*Information provided:*

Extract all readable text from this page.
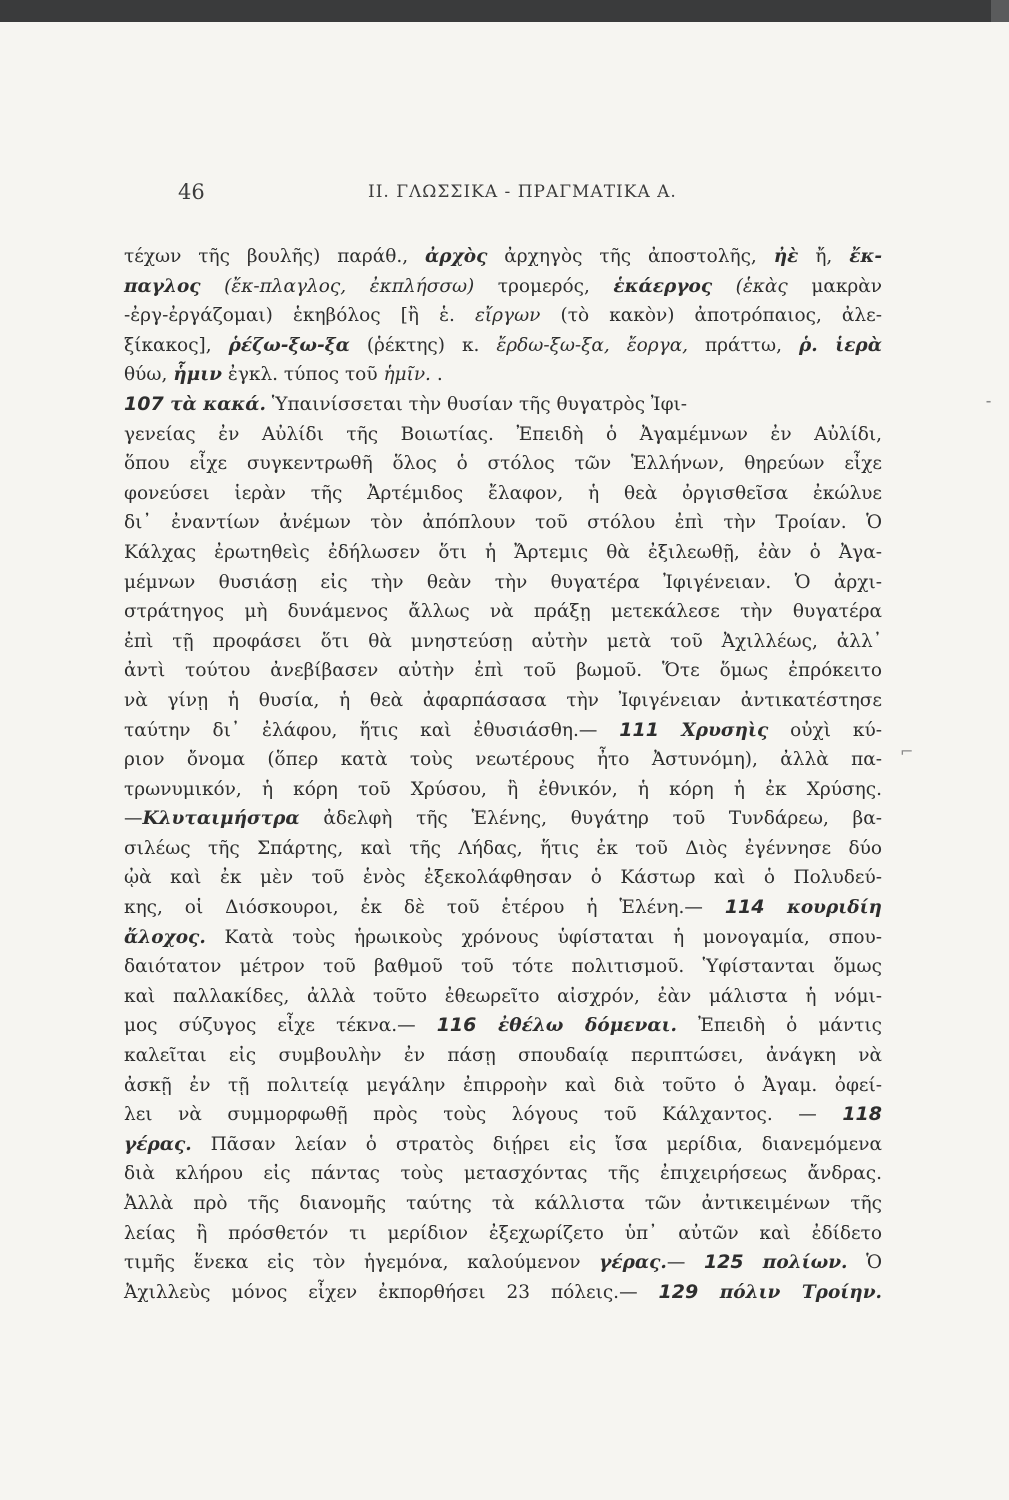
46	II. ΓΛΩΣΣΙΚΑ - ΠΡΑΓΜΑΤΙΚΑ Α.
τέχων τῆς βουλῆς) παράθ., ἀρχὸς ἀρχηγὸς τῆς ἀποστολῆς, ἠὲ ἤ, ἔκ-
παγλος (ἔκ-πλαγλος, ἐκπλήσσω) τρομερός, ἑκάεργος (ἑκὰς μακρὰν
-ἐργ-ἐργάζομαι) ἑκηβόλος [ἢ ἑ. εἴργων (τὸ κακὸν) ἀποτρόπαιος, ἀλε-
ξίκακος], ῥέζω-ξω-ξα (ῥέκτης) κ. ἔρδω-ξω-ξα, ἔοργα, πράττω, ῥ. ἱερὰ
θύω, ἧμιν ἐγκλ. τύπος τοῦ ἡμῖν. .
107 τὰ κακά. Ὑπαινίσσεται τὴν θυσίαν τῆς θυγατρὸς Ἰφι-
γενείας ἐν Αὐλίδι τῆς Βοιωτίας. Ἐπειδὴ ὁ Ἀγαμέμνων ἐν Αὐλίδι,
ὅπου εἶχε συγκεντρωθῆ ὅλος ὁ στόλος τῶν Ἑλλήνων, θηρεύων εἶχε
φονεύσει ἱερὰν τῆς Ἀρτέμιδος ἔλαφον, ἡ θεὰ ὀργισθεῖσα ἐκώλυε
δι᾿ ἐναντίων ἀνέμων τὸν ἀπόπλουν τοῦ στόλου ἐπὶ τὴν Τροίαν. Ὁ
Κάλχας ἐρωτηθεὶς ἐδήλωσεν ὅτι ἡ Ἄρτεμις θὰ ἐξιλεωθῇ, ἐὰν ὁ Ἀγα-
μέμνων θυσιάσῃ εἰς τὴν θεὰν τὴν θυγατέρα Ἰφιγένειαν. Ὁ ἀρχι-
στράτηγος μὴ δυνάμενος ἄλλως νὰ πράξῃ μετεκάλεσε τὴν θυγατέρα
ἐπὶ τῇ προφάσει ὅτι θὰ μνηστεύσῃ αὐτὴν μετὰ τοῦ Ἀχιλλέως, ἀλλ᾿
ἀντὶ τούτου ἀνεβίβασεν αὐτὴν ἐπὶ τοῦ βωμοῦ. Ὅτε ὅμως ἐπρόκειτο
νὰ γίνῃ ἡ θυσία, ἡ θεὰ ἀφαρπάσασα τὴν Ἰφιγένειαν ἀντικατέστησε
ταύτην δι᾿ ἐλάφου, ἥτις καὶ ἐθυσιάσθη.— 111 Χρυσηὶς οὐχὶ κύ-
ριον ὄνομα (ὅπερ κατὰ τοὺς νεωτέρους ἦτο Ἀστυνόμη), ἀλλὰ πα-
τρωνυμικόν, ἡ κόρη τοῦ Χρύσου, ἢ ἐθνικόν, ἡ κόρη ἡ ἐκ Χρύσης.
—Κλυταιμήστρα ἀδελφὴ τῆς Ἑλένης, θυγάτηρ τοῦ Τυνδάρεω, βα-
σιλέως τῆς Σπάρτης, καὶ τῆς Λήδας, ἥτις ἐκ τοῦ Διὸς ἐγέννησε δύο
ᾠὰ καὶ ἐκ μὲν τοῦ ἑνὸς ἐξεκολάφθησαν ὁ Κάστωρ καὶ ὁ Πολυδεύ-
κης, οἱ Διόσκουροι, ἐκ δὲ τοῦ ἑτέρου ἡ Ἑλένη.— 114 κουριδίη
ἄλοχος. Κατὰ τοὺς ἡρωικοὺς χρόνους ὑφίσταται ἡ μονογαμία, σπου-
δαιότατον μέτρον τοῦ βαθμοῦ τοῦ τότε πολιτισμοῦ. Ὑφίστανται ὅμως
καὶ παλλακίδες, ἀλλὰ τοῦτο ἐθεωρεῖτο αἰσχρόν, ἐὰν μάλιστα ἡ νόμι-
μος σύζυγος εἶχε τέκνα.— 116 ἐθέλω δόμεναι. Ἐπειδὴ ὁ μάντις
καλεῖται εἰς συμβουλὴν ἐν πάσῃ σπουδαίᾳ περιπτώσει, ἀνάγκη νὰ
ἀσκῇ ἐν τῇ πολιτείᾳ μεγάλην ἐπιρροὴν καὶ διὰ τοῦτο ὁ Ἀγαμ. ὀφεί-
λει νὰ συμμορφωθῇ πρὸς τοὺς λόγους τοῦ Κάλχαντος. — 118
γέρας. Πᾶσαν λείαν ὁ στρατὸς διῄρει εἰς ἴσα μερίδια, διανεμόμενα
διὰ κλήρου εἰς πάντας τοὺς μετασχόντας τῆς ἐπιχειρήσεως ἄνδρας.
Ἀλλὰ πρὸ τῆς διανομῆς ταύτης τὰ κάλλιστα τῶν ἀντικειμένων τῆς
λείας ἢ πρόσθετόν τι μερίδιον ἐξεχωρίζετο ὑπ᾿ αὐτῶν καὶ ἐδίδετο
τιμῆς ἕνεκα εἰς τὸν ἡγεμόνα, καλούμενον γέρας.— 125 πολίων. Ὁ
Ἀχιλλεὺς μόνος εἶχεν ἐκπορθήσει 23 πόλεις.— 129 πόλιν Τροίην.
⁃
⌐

*Given request:* Transcribe the whole listing exactly. Pictures stay out of your copy.

*In response:*
Extract all readable text from this page.
46	II. ΓΛΩΣΣΙΚΑ - ΠΡΑΓΜΑΤΙΚΑ Α.
τέχων τῆς βουλῆς) παράθ., ἀρχὸς ἀρχηγὸς τῆς ἀποστολῆς, ἠὲ ἤ, ἔκ-
παγλος (ἔκ-πλαγλος, ἐκπλήσσω) τρομερός, ἑκάεργος (ἑκὰς μακρὰν
-ἐργ-ἐργάζομαι) ἑκηβόλος [ἢ ἑ. εἴργων (τὸ κακὸν) ἀποτρόπαιος, ἀλε-
ξίκακος], ῥέζω-ξω-ξα (ῥέκτης) κ. ἔρδω-ξω-ξα, ἔοργα, πράττω, ῥ. ἱερὰ
θύω, ἧμιν ἐγκλ. τύπος τοῦ ἡμῖν. .
107 τὰ κακά. Ὑπαινίσσεται τὴν θυσίαν τῆς θυγατρὸς Ἰφι-
γενείας ἐν Αὐλίδι τῆς Βοιωτίας. Ἐπειδὴ ὁ Ἀγαμέμνων ἐν Αὐλίδι,
ὅπου εἶχε συγκεντρωθῆ ὅλος ὁ στόλος τῶν Ἑλλήνων, θηρεύων εἶχε
φονεύσει ἱερὰν τῆς Ἀρτέμιδος ἔλαφον, ἡ θεὰ ὀργισθεῖσα ἐκώλυε
δι᾿ ἐναντίων ἀνέμων τὸν ἀπόπλουν τοῦ στόλου ἐπὶ τὴν Τροίαν. Ὁ
Κάλχας ἐρωτηθεὶς ἐδήλωσεν ὅτι ἡ Ἄρτεμις θὰ ἐξιλεωθῇ, ἐὰν ὁ Ἀγα-
μέμνων θυσιάσῃ εἰς τὴν θεὰν τὴν θυγατέρα Ἰφιγένειαν. Ὁ ἀρχι-
στράτηγος μὴ δυνάμενος ἄλλως νὰ πράξῃ μετεκάλεσε τὴν θυγατέρα
ἐπὶ τῇ προφάσει ὅτι θὰ μνηστεύσῃ αὐτὴν μετὰ τοῦ Ἀχιλλέως, ἀλλ᾿
ἀντὶ τούτου ἀνεβίβασεν αὐτὴν ἐπὶ τοῦ βωμοῦ. Ὅτε ὅμως ἐπρόκειτο
νὰ γίνῃ ἡ θυσία, ἡ θεὰ ἀφαρπάσασα τὴν Ἰφιγένειαν ἀντικατέστησε
ταύτην δι᾿ ἐλάφου, ἥτις καὶ ἐθυσιάσθη.— 111 Χρυσηὶς οὐχὶ κύ-
ριον ὄνομα (ὅπερ κατὰ τοὺς νεωτέρους ἦτο Ἀστυνόμη), ἀλλὰ πα-
τρωνυμικόν, ἡ κόρη τοῦ Χρύσου, ἢ ἐθνικόν, ἡ κόρη ἡ ἐκ Χρύσης.
—Κλυταιμήστρα ἀδελφὴ τῆς Ἑλένης, θυγάτηρ τοῦ Τυνδάρεω, βα-
σιλέως τῆς Σπάρτης, καὶ τῆς Λήδας, ἥτις ἐκ τοῦ Διὸς ἐγέννησε δύο
ᾠὰ καὶ ἐκ μὲν τοῦ ἑνὸς ἐξεκολάφθησαν ὁ Κάστωρ καὶ ὁ Πολυδεύ-
κης, οἱ Διόσκουροι, ἐκ δὲ τοῦ ἑτέρου ἡ Ἑλένη.— 114 κουριδίη
ἄλοχος. Κατὰ τοὺς ἡρωικοὺς χρόνους ὑφίσταται ἡ μονογαμία, σπου-
δαιότατον μέτρον τοῦ βαθμοῦ τοῦ τότε πολιτισμοῦ. Ὑφίστανται ὅμως
καὶ παλλακίδες, ἀλλὰ τοῦτο ἐθεωρεῖτο αἰσχρόν, ἐὰν μάλιστα ἡ νόμι-
μος σύζυγος εἶχε τέκνα.— 116 ἐθέλω δόμεναι. Ἐπειδὴ ὁ μάντις
καλεῖται εἰς συμβουλὴν ἐν πάσῃ σπουδαίᾳ περιπτώσει, ἀνάγκη νὰ
ἀσκῇ ἐν τῇ πολιτείᾳ μεγάλην ἐπιρροὴν καὶ διὰ τοῦτο ὁ Ἀγαμ. ὀφεί-
λει νὰ συμμορφωθῇ πρὸς τοὺς λόγους τοῦ Κάλχαντος. — 118
γέρας. Πᾶσαν λείαν ὁ στρατὸς διῄρει εἰς ἴσα μερίδια, διανεμόμενα
διὰ κλήρου εἰς πάντας τοὺς μετασχόντας τῆς ἐπιχειρήσεως ἄνδρας.
Ἀλλὰ πρὸ τῆς διανομῆς ταύτης τὰ κάλλιστα τῶν ἀντικειμένων τῆς
λείας ἢ πρόσθετόν τι μερίδιον ἐξεχωρίζετο ὑπ᾿ αὐτῶν καὶ ἐδίδετο
τιμῆς ἕνεκα εἰς τὸν ἡγεμόνα, καλούμενον γέρας.— 125 πολίων. Ὁ
Ἀχιλλεὺς μόνος εἶχεν ἐκπορθήσει 23 πόλεις.— 129 πόλιν Τροίην.
⁃
⌐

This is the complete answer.